◆ DIRECTIONS FOR THIS TASK
Reproduce every row below character for character, leaving the pictures out of your answer.
** start of STORED RECORDS **
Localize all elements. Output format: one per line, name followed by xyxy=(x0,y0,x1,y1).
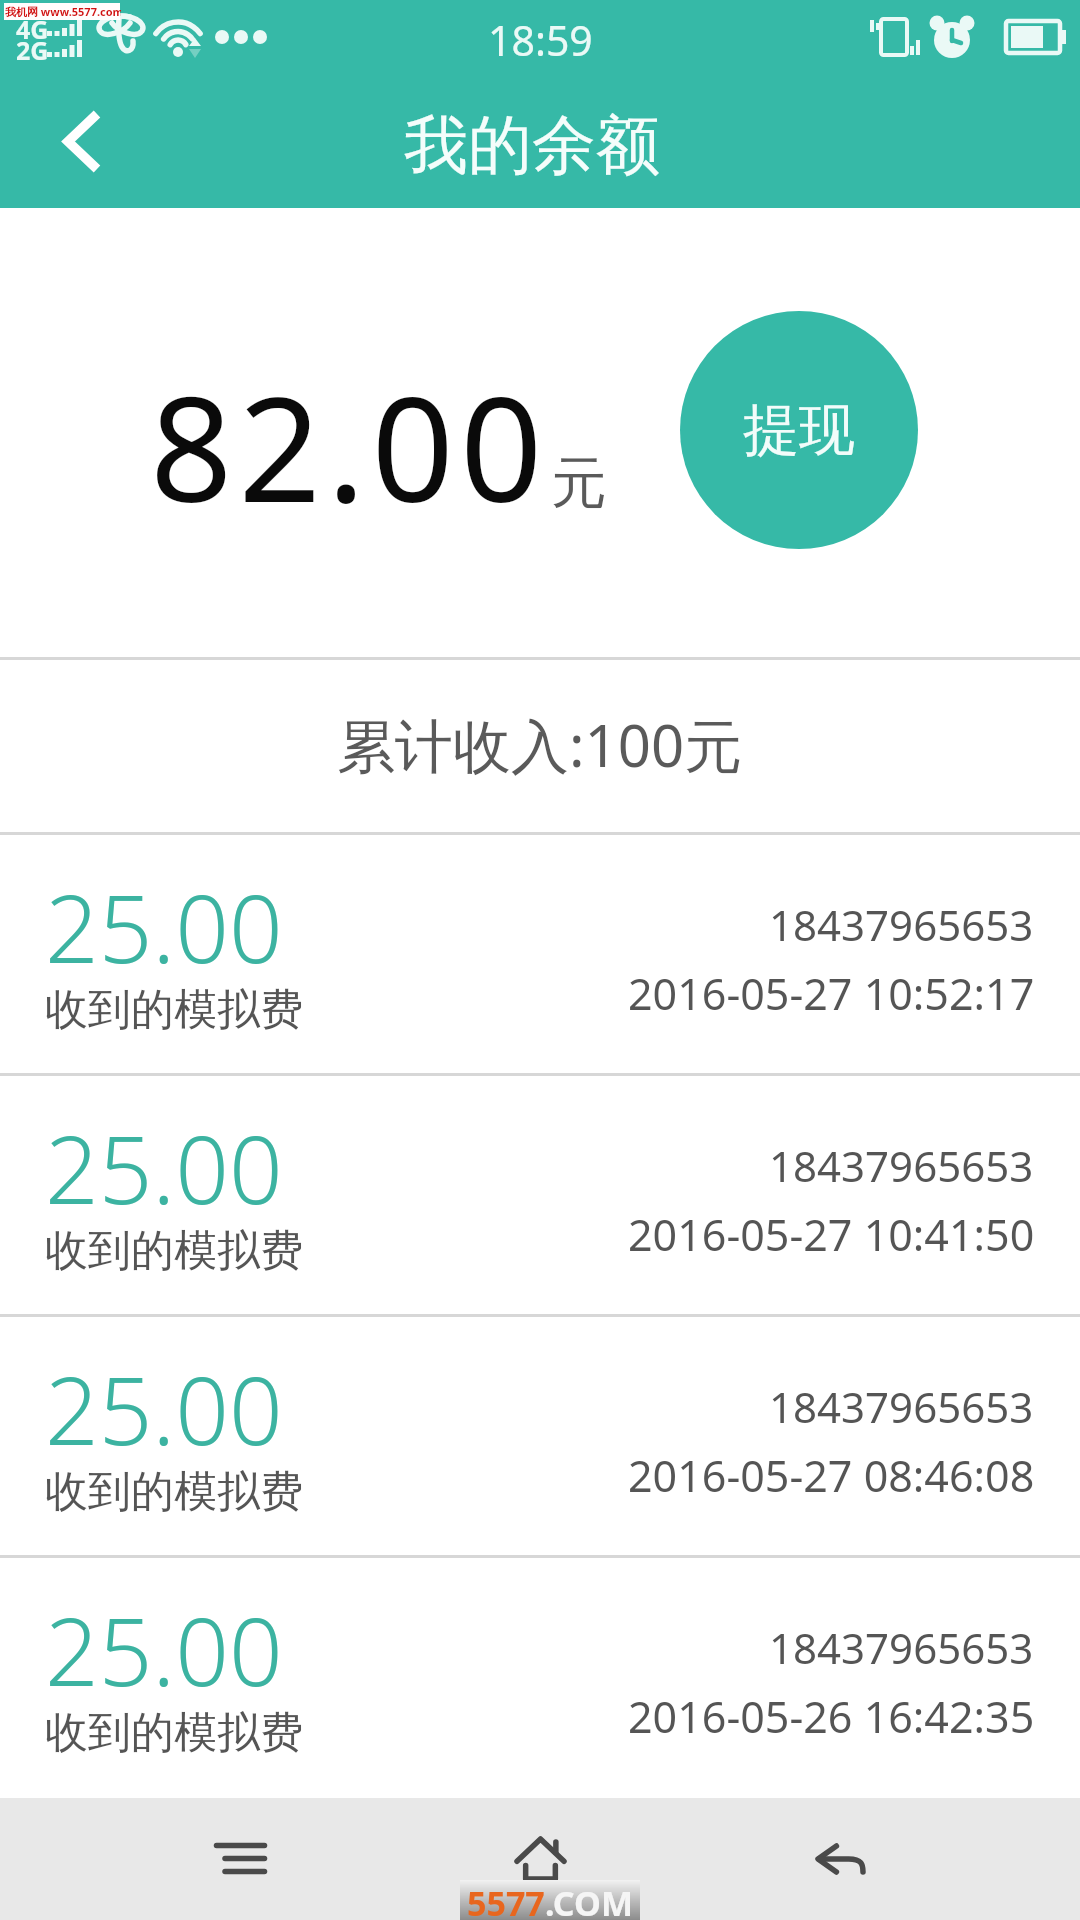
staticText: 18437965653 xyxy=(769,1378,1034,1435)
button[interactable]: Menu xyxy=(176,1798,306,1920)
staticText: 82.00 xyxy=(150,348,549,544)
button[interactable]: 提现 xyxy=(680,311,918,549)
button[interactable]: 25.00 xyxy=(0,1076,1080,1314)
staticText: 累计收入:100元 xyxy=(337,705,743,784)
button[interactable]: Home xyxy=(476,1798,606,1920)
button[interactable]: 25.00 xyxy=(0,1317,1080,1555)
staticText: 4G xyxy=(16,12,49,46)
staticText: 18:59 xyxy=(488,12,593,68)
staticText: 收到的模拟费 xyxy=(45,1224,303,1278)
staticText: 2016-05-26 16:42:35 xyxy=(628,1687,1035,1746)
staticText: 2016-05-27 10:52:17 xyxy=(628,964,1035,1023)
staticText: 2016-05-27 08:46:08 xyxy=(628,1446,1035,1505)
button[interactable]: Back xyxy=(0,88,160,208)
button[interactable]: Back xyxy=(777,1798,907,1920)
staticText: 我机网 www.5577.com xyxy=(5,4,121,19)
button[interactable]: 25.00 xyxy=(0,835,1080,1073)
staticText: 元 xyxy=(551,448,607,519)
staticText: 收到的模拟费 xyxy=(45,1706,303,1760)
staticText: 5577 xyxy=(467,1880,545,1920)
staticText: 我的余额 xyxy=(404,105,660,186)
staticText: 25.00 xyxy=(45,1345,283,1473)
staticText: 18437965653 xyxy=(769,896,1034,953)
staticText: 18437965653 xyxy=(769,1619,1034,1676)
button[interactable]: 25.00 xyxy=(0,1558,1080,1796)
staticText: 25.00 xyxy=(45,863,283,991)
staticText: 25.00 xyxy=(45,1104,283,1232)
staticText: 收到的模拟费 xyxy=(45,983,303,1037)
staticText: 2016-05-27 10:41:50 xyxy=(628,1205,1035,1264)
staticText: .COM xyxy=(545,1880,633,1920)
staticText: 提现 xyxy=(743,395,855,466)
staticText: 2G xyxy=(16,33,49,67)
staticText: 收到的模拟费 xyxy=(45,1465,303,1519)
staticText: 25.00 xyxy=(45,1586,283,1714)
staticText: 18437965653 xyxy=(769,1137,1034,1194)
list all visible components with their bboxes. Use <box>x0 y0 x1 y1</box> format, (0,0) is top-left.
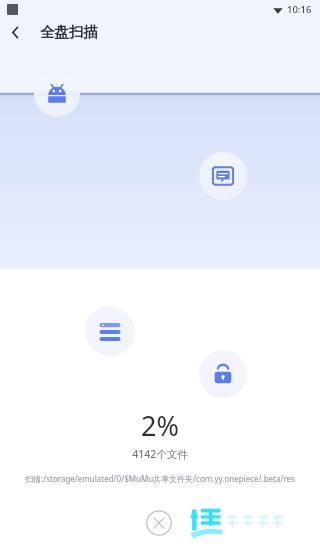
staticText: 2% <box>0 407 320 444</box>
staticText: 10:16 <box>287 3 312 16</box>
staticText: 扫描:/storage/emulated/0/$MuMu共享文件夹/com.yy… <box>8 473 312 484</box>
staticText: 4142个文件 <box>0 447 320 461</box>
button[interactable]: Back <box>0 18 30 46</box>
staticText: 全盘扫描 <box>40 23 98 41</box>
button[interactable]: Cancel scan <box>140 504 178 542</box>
** end of STORED RECORDS **
◆ COMPLETE OUTPUT
Localize all elements. Output format: one per line, name followed by xyxy=(x0,y0,x1,y1).
staticText: 18437965653 xyxy=(769,1378,1034,1435)
button[interactable]: Menu xyxy=(176,1798,306,1920)
staticText: 82.00 xyxy=(150,348,549,544)
button[interactable]: 提现 xyxy=(680,311,918,549)
button[interactable]: 25.00 xyxy=(0,1076,1080,1314)
staticText: 累计收入:100元 xyxy=(337,705,743,784)
button[interactable]: Home xyxy=(476,1798,606,1920)
button[interactable]: 25.00 xyxy=(0,1317,1080,1555)
staticText: 4G xyxy=(16,12,49,46)
staticText: 18:59 xyxy=(488,12,593,68)
staticText: 收到的模拟费 xyxy=(45,1224,303,1278)
staticText: 2016-05-26 16:42:35 xyxy=(628,1687,1035,1746)
staticText: 2016-05-27 10:52:17 xyxy=(628,964,1035,1023)
staticText: 2016-05-27 08:46:08 xyxy=(628,1446,1035,1505)
button[interactable]: Back xyxy=(0,88,160,208)
button[interactable]: Back xyxy=(777,1798,907,1920)
staticText: 我机网 www.5577.com xyxy=(5,4,121,19)
button[interactable]: 25.00 xyxy=(0,835,1080,1073)
staticText: 元 xyxy=(551,448,607,519)
staticText: 收到的模拟费 xyxy=(45,1706,303,1760)
staticText: 5577 xyxy=(467,1880,545,1920)
staticText: 我的余额 xyxy=(404,105,660,186)
staticText: 25.00 xyxy=(45,1345,283,1473)
staticText: 18437965653 xyxy=(769,896,1034,953)
staticText: 18437965653 xyxy=(769,1619,1034,1676)
button[interactable]: 25.00 xyxy=(0,1558,1080,1796)
staticText: 25.00 xyxy=(45,863,283,991)
staticText: 25.00 xyxy=(45,1104,283,1232)
staticText: 收到的模拟费 xyxy=(45,983,303,1037)
staticText: 2016-05-27 10:41:50 xyxy=(628,1205,1035,1264)
staticText: .COM xyxy=(545,1880,633,1920)
staticText: 提现 xyxy=(743,395,855,466)
staticText: 2G xyxy=(16,33,49,67)
staticText: 收到的模拟费 xyxy=(45,1465,303,1519)
staticText: 25.00 xyxy=(45,1586,283,1714)
staticText: 18437965653 xyxy=(769,1137,1034,1194)
list all visible components with their bboxes. Use <box>x0 y0 x1 y1</box> format, (0,0) is top-left.
staticText: 2% <box>0 407 320 444</box>
staticText: 10:16 <box>287 3 312 16</box>
staticText: 扫描:/storage/emulated/0/$MuMu共享文件夹/com.yy… <box>8 473 312 484</box>
staticText: 4142个文件 <box>0 447 320 461</box>
button[interactable]: Back <box>0 18 30 46</box>
staticText: 全盘扫描 <box>40 23 98 41</box>
button[interactable]: Cancel scan <box>140 504 178 542</box>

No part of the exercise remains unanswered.